Records from a data source
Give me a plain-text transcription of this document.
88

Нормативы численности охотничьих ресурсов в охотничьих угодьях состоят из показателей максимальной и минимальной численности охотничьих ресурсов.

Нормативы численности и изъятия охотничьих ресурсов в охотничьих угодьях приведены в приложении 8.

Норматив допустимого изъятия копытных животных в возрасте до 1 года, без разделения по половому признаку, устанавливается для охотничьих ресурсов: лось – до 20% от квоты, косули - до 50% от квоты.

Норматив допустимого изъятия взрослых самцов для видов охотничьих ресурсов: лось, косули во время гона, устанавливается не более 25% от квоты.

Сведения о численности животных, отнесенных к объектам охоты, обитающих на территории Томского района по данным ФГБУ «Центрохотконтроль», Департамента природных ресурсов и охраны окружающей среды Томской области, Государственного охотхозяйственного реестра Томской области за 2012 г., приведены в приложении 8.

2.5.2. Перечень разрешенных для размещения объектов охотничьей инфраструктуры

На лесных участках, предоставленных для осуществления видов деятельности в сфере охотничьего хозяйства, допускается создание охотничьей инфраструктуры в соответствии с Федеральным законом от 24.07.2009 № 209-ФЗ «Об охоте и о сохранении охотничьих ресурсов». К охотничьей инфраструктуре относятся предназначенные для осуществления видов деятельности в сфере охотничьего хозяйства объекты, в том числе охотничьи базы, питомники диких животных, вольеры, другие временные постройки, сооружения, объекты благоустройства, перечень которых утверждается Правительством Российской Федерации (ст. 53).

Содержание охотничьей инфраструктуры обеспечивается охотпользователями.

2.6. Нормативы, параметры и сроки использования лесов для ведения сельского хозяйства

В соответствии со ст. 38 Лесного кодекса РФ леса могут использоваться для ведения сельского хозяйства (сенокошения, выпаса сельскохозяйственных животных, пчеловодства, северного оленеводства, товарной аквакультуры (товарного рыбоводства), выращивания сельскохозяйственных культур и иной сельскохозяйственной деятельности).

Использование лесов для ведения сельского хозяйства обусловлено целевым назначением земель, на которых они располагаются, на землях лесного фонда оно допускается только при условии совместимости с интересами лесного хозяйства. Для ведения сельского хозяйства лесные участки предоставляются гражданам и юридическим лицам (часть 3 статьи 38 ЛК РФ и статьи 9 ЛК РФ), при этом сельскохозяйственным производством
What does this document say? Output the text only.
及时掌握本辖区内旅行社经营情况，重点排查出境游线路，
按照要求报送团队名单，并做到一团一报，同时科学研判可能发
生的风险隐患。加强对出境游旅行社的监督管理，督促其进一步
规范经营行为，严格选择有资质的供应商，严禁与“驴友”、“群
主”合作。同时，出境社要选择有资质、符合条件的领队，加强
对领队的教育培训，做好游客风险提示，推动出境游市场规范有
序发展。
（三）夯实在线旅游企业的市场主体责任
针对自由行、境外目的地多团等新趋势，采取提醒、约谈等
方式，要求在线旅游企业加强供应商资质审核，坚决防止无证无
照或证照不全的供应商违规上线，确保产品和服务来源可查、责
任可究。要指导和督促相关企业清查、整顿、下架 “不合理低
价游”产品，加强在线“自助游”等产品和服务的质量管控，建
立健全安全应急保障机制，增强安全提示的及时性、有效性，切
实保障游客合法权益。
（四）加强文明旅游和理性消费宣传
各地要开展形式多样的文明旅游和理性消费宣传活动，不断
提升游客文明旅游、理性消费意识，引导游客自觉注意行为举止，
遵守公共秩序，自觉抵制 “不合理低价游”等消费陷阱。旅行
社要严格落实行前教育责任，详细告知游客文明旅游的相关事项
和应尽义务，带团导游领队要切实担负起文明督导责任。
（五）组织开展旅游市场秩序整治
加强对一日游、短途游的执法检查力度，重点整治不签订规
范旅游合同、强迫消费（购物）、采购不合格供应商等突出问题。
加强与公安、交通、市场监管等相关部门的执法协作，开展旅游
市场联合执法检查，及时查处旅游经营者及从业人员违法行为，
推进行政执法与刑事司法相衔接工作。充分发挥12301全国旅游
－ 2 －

What you should do: Count the lines in the records above that contain the word "this", and give only that number.

Solution below: 2